** RECORDS TO PROCESS **
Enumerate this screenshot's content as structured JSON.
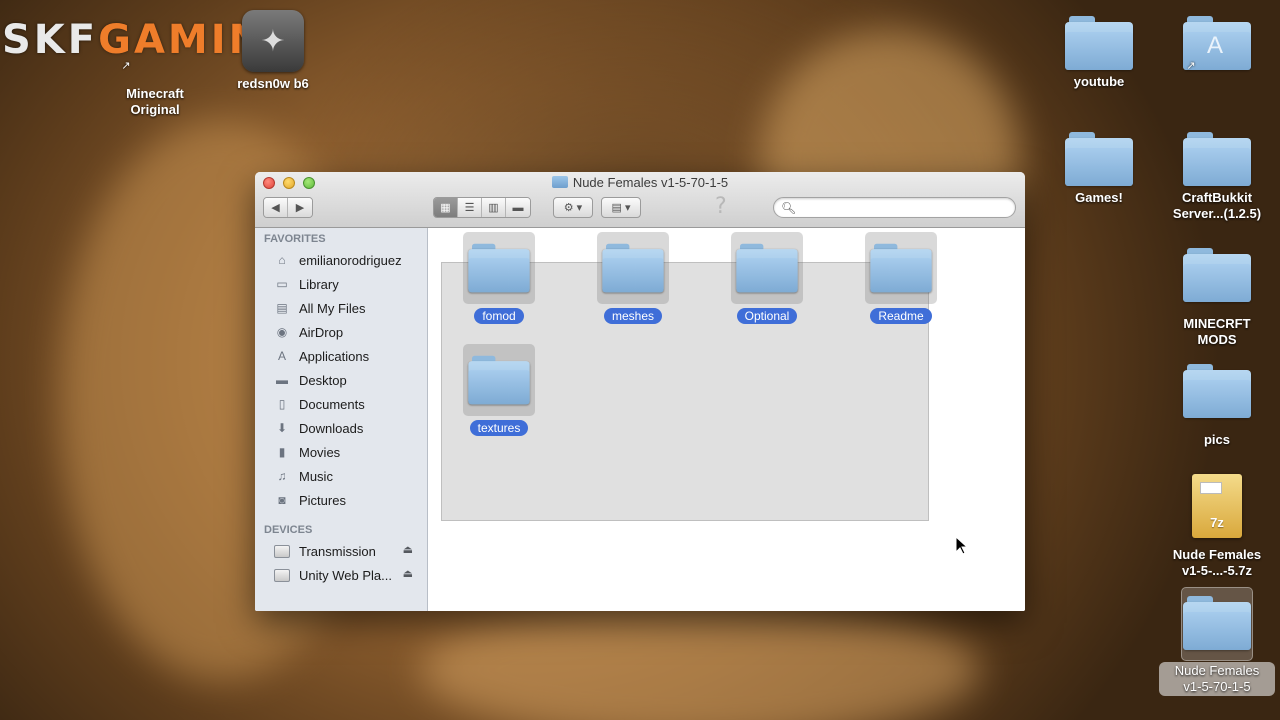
{
  "watermark": {
    "left": "SKF",
    "right": "GAMING"
  },
  "desktop": {
    "top_left": [
      {
        "label": "Minecraft\nOriginal",
        "label_a": "Minecraft",
        "label_b": "Original"
      },
      {
        "label": "redsn0w b6"
      }
    ],
    "right": [
      {
        "label": "youtube"
      },
      {
        "label": "Games!"
      },
      {
        "label_a": "CraftBukkit",
        "label_b": "Server...(1.2.5)"
      },
      {
        "label_a": "MINECRFT",
        "label_b": "MODS"
      },
      {
        "label": "pics"
      },
      {
        "label_a": "Nude Females",
        "label_b": "v1-5-...-5.7z",
        "badge": "7z"
      },
      {
        "label_a": "Nude Females",
        "label_b": "v1-5-70-1-5"
      }
    ]
  },
  "window": {
    "title": "Nude Females v1-5-70-1-5",
    "help_glyph": "?",
    "search": {
      "value": "",
      "placeholder": ""
    },
    "sidebar": {
      "favorites_header": "FAVORITES",
      "favorites": [
        {
          "label": "emilianorodriguez",
          "icon": "home-icon"
        },
        {
          "label": "Library",
          "icon": "folder-icon"
        },
        {
          "label": "All My Files",
          "icon": "all-files-icon"
        },
        {
          "label": "AirDrop",
          "icon": "airdrop-icon"
        },
        {
          "label": "Applications",
          "icon": "applications-icon"
        },
        {
          "label": "Desktop",
          "icon": "desktop-icon"
        },
        {
          "label": "Documents",
          "icon": "documents-icon"
        },
        {
          "label": "Downloads",
          "icon": "downloads-icon"
        },
        {
          "label": "Movies",
          "icon": "movies-icon"
        },
        {
          "label": "Music",
          "icon": "music-icon"
        },
        {
          "label": "Pictures",
          "icon": "pictures-icon"
        }
      ],
      "devices_header": "DEVICES",
      "devices": [
        {
          "label": "Transmission",
          "icon": "drive-icon"
        },
        {
          "label": "Unity Web Pla...",
          "icon": "drive-icon"
        }
      ]
    },
    "items": [
      {
        "label": "fomod"
      },
      {
        "label": "meshes"
      },
      {
        "label": "Optional"
      },
      {
        "label": "Readme"
      },
      {
        "label": "textures"
      }
    ]
  },
  "colors": {
    "selection_pill": "#3f6ed8",
    "sidebar_bg": "#e3e7ed"
  }
}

** TASK DIRECTIONS **
Every record above should be transcribed exactly; the pictures stay out of the copy.

** RESPONSE **
Enumerate this screenshot's content as structured JSON.
{
  "watermark": {
    "left": "SKF",
    "right": "GAMING"
  },
  "desktop": {
    "top_left": [
      {
        "label": "Minecraft\nOriginal",
        "label_a": "Minecraft",
        "label_b": "Original"
      },
      {
        "label": "redsn0w b6"
      }
    ],
    "right": [
      {
        "label": "youtube"
      },
      {
        "label": "Games!"
      },
      {
        "label_a": "CraftBukkit",
        "label_b": "Server...(1.2.5)"
      },
      {
        "label_a": "MINECRFT",
        "label_b": "MODS"
      },
      {
        "label": "pics"
      },
      {
        "label_a": "Nude Females",
        "label_b": "v1-5-...-5.7z",
        "badge": "7z"
      },
      {
        "label_a": "Nude Females",
        "label_b": "v1-5-70-1-5"
      }
    ]
  },
  "window": {
    "title": "Nude Females v1-5-70-1-5",
    "help_glyph": "?",
    "search": {
      "value": "",
      "placeholder": ""
    },
    "sidebar": {
      "favorites_header": "FAVORITES",
      "favorites": [
        {
          "label": "emilianorodriguez",
          "icon": "home-icon"
        },
        {
          "label": "Library",
          "icon": "folder-icon"
        },
        {
          "label": "All My Files",
          "icon": "all-files-icon"
        },
        {
          "label": "AirDrop",
          "icon": "airdrop-icon"
        },
        {
          "label": "Applications",
          "icon": "applications-icon"
        },
        {
          "label": "Desktop",
          "icon": "desktop-icon"
        },
        {
          "label": "Documents",
          "icon": "documents-icon"
        },
        {
          "label": "Downloads",
          "icon": "downloads-icon"
        },
        {
          "label": "Movies",
          "icon": "movies-icon"
        },
        {
          "label": "Music",
          "icon": "music-icon"
        },
        {
          "label": "Pictures",
          "icon": "pictures-icon"
        }
      ],
      "devices_header": "DEVICES",
      "devices": [
        {
          "label": "Transmission",
          "icon": "drive-icon"
        },
        {
          "label": "Unity Web Pla...",
          "icon": "drive-icon"
        }
      ]
    },
    "items": [
      {
        "label": "fomod"
      },
      {
        "label": "meshes"
      },
      {
        "label": "Optional"
      },
      {
        "label": "Readme"
      },
      {
        "label": "textures"
      }
    ]
  },
  "colors": {
    "selection_pill": "#3f6ed8",
    "sidebar_bg": "#e3e7ed"
  }
}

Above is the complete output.